_SHORT EXERCISE:_ Identify all lines of the data containing the string "テレワーク" and copy them.

Stored records
※ ※ ※

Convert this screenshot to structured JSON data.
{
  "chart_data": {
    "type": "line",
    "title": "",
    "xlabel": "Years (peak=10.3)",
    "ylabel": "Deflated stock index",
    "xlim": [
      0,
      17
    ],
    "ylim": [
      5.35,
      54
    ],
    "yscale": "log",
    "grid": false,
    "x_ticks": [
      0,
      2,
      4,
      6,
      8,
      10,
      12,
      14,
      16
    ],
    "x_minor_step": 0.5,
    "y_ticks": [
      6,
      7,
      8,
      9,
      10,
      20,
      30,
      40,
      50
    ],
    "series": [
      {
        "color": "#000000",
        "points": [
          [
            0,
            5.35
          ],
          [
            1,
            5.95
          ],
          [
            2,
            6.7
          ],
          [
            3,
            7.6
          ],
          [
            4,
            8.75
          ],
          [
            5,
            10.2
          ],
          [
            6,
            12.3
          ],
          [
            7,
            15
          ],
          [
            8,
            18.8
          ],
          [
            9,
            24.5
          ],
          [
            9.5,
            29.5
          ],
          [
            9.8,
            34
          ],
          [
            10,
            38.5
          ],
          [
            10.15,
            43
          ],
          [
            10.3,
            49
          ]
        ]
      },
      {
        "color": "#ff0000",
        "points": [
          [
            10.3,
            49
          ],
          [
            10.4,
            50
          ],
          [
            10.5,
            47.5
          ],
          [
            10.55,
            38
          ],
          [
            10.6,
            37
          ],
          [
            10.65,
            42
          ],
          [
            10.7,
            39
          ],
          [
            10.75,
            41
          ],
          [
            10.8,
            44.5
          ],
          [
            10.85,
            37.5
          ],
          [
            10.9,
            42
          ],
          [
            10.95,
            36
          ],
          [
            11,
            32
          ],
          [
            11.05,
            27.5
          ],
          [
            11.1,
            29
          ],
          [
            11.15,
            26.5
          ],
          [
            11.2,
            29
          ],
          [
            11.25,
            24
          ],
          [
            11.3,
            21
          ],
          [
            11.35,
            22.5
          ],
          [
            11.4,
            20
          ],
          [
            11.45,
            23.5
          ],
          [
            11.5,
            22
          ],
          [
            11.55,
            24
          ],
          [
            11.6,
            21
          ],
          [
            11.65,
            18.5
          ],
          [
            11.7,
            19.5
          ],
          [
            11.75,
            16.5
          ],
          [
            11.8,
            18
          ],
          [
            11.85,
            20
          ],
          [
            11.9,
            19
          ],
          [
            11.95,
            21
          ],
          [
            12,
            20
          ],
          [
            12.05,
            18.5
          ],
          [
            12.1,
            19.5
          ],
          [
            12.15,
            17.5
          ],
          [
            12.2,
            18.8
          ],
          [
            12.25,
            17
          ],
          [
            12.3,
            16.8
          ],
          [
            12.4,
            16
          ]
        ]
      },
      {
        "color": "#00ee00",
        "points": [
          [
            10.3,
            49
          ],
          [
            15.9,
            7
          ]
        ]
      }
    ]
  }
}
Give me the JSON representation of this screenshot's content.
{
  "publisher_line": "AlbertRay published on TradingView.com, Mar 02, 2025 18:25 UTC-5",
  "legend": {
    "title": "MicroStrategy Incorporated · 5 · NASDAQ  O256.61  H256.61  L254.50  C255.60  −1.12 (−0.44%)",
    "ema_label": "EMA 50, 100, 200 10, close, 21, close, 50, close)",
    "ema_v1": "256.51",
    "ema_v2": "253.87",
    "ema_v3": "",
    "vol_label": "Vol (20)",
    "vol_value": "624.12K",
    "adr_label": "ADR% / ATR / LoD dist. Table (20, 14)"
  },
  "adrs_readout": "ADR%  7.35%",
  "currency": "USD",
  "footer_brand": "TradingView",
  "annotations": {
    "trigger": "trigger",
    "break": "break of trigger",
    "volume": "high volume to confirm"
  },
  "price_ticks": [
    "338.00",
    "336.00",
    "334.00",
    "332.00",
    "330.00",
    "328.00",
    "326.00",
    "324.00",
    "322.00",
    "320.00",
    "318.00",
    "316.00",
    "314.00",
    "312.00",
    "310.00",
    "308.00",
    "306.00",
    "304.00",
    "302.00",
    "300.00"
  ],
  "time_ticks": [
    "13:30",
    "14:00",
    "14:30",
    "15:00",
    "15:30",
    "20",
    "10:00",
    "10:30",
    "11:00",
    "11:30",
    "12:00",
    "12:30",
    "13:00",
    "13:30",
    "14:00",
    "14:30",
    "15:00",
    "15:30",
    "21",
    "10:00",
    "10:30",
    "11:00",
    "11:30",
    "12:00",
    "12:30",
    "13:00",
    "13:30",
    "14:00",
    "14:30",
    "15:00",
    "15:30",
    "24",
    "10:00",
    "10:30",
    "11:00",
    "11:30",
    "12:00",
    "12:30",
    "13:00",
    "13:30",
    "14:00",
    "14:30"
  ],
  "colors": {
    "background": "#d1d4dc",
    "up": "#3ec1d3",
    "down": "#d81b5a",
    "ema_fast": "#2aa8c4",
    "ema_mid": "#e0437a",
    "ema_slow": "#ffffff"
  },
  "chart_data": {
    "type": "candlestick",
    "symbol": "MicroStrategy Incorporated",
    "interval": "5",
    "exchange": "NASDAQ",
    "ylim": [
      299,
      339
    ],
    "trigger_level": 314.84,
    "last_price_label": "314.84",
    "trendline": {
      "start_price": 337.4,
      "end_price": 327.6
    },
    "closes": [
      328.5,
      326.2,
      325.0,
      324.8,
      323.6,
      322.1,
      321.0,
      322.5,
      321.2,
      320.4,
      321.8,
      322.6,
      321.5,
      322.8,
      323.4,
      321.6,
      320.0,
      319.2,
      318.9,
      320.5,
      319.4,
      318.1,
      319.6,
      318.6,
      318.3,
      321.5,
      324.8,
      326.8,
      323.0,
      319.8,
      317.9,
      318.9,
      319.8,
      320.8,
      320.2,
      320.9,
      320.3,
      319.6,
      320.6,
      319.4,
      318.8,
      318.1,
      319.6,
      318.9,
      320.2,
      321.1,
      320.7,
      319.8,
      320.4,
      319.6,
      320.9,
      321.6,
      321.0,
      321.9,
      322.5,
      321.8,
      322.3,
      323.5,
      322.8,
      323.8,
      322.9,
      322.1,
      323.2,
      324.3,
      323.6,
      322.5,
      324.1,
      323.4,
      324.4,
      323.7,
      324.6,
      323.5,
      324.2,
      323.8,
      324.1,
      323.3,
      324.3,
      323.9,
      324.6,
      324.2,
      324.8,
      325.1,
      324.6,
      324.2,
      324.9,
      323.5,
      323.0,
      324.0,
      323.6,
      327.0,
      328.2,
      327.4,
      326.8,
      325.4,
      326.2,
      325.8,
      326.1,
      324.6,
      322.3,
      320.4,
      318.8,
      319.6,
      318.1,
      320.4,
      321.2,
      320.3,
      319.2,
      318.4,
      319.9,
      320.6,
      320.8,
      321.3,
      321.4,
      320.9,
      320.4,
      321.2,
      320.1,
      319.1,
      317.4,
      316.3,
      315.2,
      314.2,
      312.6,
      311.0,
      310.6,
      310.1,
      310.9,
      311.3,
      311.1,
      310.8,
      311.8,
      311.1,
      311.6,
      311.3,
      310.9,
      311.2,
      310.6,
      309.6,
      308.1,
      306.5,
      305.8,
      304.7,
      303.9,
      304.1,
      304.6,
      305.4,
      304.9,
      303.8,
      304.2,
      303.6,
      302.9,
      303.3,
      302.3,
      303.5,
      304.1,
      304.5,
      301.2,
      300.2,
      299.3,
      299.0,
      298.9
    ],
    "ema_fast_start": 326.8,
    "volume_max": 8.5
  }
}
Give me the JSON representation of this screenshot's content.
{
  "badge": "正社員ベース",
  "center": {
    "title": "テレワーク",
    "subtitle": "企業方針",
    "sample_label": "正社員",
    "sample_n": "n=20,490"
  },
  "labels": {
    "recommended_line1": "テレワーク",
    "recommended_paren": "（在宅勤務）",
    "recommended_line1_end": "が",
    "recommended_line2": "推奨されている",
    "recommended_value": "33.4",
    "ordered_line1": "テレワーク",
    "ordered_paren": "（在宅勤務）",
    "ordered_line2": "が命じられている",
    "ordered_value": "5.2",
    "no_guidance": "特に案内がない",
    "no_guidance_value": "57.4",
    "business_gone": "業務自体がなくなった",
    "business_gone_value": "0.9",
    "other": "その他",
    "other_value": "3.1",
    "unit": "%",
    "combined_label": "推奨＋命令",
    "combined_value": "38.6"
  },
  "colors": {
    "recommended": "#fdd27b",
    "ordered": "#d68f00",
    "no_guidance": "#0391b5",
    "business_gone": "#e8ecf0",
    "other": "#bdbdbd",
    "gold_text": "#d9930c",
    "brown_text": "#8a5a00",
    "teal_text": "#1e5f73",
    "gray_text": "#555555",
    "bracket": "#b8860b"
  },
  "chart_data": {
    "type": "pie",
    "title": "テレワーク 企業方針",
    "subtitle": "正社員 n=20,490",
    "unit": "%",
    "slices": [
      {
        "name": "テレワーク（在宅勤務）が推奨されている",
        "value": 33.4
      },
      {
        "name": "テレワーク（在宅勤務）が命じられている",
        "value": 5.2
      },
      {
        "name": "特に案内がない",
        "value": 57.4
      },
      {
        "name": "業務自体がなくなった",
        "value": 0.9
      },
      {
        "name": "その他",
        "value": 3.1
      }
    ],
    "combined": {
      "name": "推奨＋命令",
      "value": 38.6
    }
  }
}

※ ※ ※

_FINAL ANSWER:_
    "title": "テレワーク",
    "recommended_line1": "テレワーク",
    "ordered_line1": "テレワーク",
    "title": "テレワーク 企業方針",
        "name": "テレワーク（在宅勤務）が推奨されている",
        "name": "テレワーク（在宅勤務）が命じられている",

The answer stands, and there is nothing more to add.